-- Begin Dataset rows --
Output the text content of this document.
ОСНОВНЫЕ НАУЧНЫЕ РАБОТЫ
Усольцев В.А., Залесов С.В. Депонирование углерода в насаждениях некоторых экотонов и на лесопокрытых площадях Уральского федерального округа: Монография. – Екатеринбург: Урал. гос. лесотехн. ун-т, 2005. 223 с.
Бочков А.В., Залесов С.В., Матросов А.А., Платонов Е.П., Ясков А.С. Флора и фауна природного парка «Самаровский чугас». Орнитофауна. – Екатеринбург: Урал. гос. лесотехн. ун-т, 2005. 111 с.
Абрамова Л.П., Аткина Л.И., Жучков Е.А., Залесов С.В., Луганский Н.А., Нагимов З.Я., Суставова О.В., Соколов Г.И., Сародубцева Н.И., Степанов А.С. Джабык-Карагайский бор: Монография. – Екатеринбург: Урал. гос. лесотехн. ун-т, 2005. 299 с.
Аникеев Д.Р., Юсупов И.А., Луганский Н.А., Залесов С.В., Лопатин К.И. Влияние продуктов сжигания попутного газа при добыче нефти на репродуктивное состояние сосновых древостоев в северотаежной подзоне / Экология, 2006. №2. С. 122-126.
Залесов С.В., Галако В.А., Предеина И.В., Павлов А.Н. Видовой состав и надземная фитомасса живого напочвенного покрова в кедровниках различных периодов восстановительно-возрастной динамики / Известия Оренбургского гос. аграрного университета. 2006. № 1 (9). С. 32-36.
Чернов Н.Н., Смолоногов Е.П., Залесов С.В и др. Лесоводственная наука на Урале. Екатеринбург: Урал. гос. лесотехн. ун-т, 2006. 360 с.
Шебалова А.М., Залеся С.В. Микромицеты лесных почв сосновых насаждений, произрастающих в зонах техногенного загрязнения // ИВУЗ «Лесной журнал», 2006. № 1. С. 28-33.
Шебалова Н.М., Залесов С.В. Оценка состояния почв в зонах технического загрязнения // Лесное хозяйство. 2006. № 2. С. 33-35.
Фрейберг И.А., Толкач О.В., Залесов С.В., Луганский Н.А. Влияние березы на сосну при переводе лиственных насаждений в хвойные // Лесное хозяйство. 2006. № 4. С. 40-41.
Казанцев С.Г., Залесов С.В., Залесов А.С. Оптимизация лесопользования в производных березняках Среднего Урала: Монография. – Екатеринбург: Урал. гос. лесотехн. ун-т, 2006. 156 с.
-- End Dataset rows --
**The exercise**. Write the whole listing out again. Keep every line exactly as it is.

**Task output**.
Output the text content of this document.
ОСНОВНЫЕ НАУЧНЫЕ РАБОТЫ
Усольцев В.А., Залесов С.В. Депонирование углерода в насаждениях некоторых экотонов и на лесопокрытых площадях Уральского федерального округа: Монография. – Екатеринбург: Урал. гос. лесотехн. ун-т, 2005. 223 с.
Бочков А.В., Залесов С.В., Матросов А.А., Платонов Е.П., Ясков А.С. Флора и фауна природного парка «Самаровский чугас». Орнитофауна. – Екатеринбург: Урал. гос. лесотехн. ун-т, 2005. 111 с.
Абрамова Л.П., Аткина Л.И., Жучков Е.А., Залесов С.В., Луганский Н.А., Нагимов З.Я., Суставова О.В., Соколов Г.И., Сародубцева Н.И., Степанов А.С. Джабык-Карагайский бор: Монография. – Екатеринбург: Урал. гос. лесотехн. ун-т, 2005. 299 с.
Аникеев Д.Р., Юсупов И.А., Луганский Н.А., Залесов С.В., Лопатин К.И. Влияние продуктов сжигания попутного газа при добыче нефти на репродуктивное состояние сосновых древостоев в северотаежной подзоне / Экология, 2006. №2. С. 122-126.
Залесов С.В., Галако В.А., Предеина И.В., Павлов А.Н. Видовой состав и надземная фитомасса живого напочвенного покрова в кедровниках различных периодов восстановительно-возрастной динамики / Известия Оренбургского гос. аграрного университета. 2006. № 1 (9). С. 32-36.
Чернов Н.Н., Смолоногов Е.П., Залесов С.В и др. Лесоводственная наука на Урале. Екатеринбург: Урал. гос. лесотехн. ун-т, 2006. 360 с.
Шебалова А.М., Залеся С.В. Микромицеты лесных почв сосновых насаждений, произрастающих в зонах техногенного загрязнения // ИВУЗ «Лесной журнал», 2006. № 1. С. 28-33.
Шебалова Н.М., Залесов С.В. Оценка состояния почв в зонах технического загрязнения // Лесное хозяйство. 2006. № 2. С. 33-35.
Фрейберг И.А., Толкач О.В., Залесов С.В., Луганский Н.А. Влияние березы на сосну при переводе лиственных насаждений в хвойные // Лесное хозяйство. 2006. № 4. С. 40-41.
Казанцев С.Г., Залесов С.В., Залесов А.С. Оптимизация лесопользования в производных березняках Среднего Урала: Монография. – Екатеринбург: Урал. гос. лесотехн. ун-т, 2006. 156 с.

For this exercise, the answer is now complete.